> **Task statement**
Sort through the data and copy the lines holding the word "type".

---- Task material

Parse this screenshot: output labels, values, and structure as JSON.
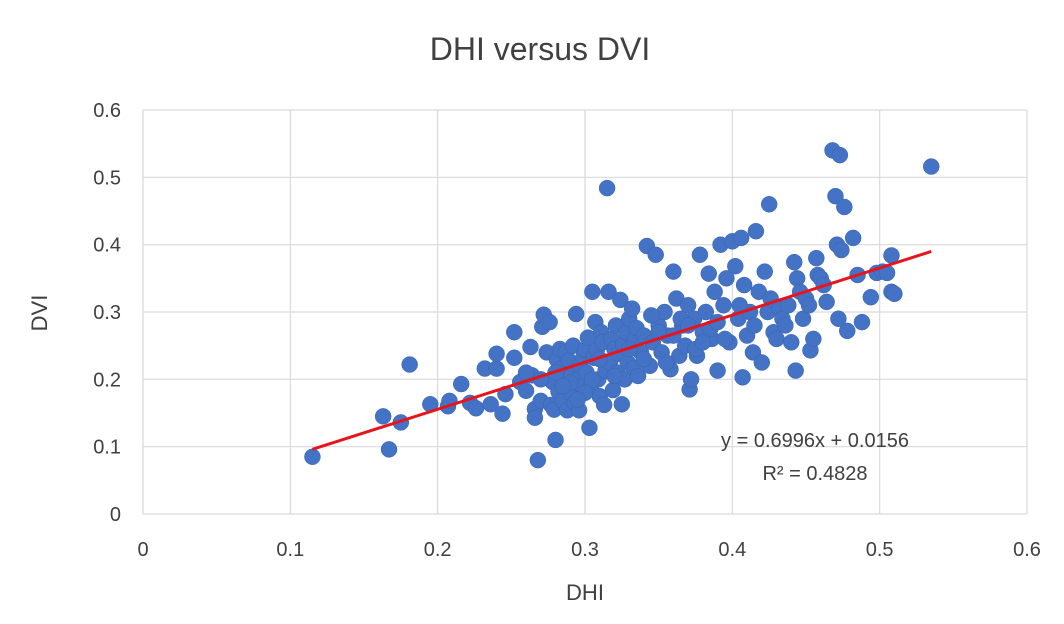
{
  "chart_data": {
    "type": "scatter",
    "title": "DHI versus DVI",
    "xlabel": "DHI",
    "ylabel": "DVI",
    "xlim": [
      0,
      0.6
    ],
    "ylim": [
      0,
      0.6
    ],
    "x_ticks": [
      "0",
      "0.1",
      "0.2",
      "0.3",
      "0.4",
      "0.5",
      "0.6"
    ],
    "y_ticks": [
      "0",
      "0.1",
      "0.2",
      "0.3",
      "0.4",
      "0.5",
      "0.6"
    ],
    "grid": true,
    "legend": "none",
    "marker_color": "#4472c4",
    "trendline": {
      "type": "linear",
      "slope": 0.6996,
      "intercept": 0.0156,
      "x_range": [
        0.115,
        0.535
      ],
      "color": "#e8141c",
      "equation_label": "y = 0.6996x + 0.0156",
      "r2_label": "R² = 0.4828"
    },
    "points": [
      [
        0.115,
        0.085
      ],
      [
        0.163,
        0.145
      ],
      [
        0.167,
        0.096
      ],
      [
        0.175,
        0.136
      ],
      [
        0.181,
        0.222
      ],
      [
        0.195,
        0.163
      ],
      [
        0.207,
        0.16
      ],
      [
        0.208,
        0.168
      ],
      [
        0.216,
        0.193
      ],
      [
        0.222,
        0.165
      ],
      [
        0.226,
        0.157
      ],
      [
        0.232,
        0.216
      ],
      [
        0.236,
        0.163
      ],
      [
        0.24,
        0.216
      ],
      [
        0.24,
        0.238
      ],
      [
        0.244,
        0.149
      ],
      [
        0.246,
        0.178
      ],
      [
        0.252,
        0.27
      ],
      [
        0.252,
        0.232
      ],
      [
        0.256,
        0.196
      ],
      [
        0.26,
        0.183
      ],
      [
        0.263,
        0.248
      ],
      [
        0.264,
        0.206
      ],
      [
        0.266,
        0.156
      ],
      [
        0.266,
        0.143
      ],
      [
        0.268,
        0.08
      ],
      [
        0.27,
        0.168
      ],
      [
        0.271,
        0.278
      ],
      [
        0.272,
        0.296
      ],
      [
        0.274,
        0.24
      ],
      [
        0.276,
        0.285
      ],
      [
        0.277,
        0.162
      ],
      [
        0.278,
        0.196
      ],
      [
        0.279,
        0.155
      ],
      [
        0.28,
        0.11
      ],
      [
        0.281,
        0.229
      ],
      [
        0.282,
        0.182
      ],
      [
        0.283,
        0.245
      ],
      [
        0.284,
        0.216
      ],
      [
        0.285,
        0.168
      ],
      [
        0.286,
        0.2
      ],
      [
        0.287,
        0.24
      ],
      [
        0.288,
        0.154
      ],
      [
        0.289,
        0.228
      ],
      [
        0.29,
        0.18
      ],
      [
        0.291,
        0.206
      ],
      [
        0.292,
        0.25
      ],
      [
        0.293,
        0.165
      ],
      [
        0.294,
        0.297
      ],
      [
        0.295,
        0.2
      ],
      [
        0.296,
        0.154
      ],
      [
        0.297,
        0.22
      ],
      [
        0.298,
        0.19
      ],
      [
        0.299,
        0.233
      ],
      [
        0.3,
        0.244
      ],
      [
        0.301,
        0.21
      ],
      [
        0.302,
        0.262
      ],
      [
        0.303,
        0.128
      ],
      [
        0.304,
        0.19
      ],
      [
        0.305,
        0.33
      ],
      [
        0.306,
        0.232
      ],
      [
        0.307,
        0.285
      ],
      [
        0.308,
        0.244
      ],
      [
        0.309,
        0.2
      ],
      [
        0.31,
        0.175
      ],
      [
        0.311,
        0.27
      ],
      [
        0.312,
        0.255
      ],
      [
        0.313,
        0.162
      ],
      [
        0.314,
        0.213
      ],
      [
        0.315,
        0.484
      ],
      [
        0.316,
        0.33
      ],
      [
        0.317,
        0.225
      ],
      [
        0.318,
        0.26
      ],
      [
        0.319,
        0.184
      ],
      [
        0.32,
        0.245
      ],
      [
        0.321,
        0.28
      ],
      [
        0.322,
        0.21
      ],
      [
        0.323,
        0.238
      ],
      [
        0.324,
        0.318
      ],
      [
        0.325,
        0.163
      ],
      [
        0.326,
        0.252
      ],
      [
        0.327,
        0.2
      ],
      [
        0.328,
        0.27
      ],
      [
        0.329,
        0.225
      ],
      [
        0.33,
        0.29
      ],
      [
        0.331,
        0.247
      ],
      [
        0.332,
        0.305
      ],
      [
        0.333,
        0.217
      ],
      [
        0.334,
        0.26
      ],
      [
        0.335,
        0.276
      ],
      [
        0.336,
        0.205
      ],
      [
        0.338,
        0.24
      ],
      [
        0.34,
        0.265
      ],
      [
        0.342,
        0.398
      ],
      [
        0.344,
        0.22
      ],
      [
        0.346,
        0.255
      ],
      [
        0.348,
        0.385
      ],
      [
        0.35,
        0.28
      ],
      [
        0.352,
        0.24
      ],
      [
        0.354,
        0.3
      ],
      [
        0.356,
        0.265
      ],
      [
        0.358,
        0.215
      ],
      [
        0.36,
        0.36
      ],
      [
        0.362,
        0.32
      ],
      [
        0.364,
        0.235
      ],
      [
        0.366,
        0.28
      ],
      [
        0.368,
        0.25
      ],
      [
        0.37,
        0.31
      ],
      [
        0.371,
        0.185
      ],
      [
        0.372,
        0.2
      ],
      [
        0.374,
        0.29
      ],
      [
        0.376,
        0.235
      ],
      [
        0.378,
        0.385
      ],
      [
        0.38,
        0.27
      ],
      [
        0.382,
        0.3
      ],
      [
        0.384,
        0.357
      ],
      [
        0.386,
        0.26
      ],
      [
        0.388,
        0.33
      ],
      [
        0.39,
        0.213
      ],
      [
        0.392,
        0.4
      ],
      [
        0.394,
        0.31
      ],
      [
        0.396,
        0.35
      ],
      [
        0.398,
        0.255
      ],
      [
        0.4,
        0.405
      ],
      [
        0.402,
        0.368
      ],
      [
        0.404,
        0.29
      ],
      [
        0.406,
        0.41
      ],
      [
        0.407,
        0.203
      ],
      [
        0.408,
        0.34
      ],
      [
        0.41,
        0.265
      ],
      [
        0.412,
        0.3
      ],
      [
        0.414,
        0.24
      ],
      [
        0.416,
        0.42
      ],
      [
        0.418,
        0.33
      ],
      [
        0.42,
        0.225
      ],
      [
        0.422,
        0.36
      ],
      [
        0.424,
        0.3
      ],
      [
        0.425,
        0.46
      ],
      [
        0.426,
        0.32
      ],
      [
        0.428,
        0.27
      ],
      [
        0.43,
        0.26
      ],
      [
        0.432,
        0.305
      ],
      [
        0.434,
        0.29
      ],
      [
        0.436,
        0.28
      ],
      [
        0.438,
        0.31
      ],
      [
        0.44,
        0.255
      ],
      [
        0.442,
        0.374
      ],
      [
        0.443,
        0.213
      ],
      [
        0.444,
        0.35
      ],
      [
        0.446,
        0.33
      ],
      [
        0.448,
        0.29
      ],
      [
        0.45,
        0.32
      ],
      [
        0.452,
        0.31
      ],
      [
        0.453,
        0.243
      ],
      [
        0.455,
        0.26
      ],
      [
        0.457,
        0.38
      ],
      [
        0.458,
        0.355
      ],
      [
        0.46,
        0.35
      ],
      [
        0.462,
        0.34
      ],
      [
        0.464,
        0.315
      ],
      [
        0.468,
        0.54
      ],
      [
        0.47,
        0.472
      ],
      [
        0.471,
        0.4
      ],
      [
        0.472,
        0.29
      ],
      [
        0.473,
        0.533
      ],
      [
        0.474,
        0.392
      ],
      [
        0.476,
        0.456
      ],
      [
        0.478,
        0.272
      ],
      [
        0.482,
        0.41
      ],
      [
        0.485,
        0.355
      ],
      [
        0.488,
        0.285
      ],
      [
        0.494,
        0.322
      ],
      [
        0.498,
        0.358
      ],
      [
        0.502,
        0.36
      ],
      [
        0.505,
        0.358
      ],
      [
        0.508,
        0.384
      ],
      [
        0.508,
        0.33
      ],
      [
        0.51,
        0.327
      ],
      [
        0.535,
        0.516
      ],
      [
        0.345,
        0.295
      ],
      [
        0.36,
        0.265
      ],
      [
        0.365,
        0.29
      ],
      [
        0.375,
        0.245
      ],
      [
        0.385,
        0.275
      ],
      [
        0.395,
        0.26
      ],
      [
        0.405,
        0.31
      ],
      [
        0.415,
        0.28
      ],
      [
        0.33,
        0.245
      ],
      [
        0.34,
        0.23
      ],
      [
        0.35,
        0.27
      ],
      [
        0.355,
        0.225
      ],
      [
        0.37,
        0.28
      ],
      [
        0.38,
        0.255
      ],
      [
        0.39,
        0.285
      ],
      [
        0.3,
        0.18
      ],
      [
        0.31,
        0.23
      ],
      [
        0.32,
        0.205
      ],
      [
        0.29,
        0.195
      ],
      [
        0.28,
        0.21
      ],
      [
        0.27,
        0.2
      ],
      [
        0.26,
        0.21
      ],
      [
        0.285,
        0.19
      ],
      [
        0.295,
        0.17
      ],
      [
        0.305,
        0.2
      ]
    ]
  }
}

--------
---- Task material

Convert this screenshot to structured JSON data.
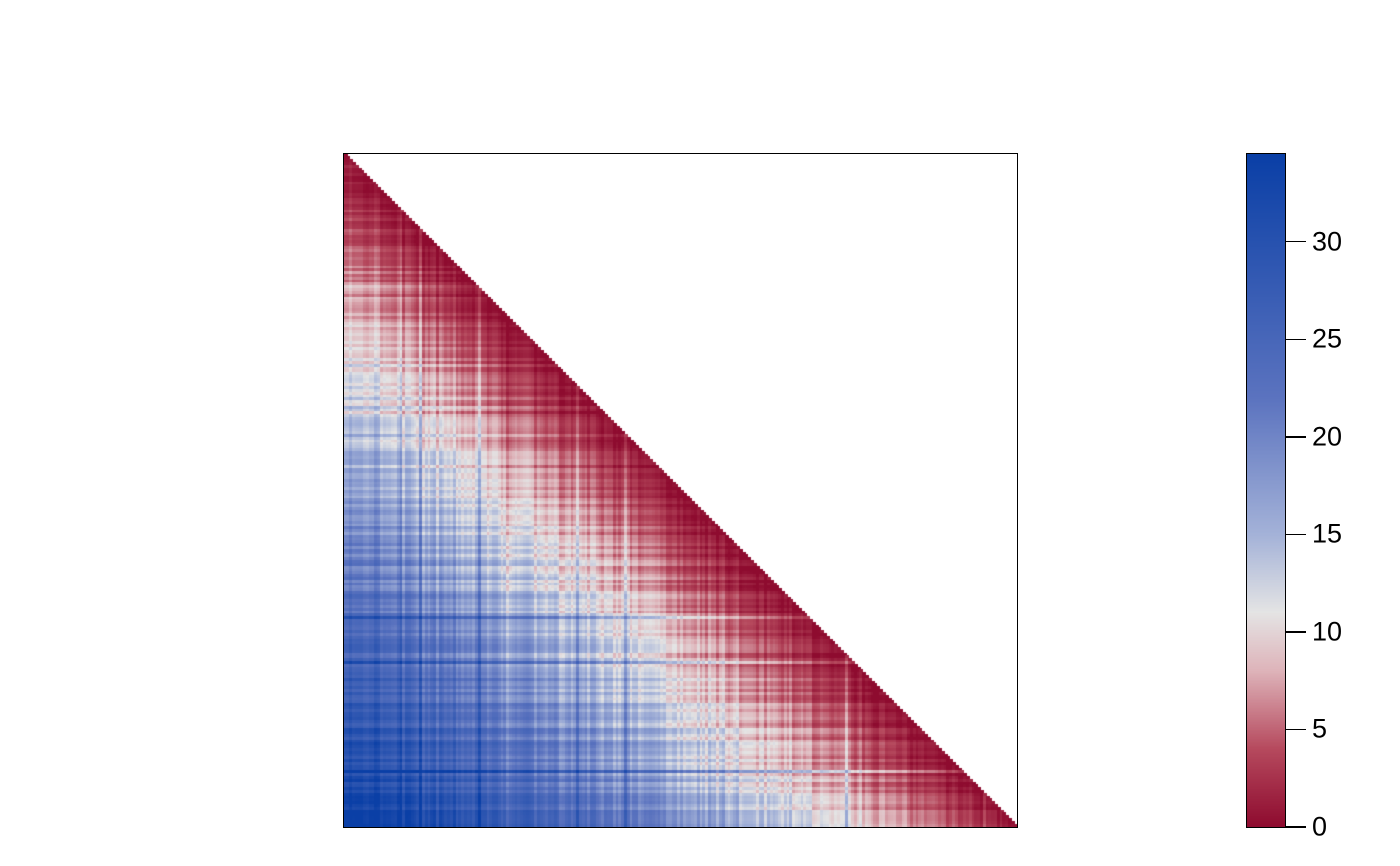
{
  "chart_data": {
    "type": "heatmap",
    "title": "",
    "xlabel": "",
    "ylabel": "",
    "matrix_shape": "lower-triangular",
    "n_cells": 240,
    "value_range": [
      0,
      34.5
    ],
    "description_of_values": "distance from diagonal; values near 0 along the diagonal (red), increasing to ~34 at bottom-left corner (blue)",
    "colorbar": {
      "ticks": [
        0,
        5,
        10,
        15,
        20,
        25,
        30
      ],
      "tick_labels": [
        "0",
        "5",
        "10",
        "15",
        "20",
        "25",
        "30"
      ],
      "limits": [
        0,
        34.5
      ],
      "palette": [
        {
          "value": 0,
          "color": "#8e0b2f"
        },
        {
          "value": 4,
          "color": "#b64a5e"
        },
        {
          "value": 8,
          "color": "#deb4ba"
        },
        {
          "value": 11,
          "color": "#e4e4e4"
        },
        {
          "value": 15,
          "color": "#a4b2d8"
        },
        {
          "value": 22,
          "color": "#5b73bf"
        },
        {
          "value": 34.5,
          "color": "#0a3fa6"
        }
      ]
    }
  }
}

--------

> **The answer**
    "type": "scatter",
      "type": "linear",
    "type": "heatmap",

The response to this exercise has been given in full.